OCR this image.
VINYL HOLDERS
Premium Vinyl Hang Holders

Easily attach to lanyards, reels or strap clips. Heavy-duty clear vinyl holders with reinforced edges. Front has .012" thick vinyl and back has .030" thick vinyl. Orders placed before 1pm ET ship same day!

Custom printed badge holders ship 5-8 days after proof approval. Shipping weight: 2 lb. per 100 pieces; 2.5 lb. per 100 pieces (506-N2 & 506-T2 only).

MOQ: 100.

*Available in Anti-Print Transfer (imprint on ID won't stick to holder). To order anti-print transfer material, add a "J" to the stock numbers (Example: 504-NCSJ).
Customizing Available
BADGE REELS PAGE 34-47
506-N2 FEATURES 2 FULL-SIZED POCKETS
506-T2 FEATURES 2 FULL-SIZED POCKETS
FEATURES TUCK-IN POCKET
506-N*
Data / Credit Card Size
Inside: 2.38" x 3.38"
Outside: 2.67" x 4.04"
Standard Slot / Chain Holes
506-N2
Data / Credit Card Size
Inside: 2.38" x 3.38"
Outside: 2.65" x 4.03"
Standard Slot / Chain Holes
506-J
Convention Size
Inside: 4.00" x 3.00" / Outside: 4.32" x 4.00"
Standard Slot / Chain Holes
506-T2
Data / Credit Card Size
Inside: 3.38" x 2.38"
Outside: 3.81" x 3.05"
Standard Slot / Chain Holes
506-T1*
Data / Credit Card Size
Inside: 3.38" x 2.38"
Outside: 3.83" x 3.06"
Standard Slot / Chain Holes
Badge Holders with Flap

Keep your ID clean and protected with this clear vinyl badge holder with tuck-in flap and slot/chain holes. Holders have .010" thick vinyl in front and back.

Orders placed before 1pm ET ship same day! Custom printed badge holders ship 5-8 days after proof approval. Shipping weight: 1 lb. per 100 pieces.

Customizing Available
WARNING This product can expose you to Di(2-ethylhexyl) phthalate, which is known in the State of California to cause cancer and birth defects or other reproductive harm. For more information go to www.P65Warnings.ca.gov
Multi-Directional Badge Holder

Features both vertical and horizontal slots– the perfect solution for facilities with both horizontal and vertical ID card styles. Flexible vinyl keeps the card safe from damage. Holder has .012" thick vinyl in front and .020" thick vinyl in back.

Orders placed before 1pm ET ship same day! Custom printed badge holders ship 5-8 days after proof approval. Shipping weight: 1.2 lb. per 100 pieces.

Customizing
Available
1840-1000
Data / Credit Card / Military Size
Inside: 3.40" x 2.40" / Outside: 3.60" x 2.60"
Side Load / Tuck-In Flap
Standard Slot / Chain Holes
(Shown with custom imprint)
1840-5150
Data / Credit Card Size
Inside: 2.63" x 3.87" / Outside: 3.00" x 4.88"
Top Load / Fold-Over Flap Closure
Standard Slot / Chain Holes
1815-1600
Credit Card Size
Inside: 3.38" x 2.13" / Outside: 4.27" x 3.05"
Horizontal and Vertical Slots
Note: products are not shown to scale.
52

::::

What to work on
Choose all lines containing the string "printed" and copy them out.

Correct result
Custom printed badge holders ship 5-8 days after proof approval. Shipping weight: 2 lb. per 100 pieces; 2.5 lb. per 100 pieces (506-N2 & 506-T2 only).
Orders placed before 1pm ET ship same day! Custom printed badge holders ship 5-8 days after proof approval. Shipping weight: 1 lb. per 100 pieces.
Orders placed before 1pm ET ship same day! Custom printed badge holders ship 5-8 days after proof approval. Shipping weight: 1.2 lb. per 100 pieces.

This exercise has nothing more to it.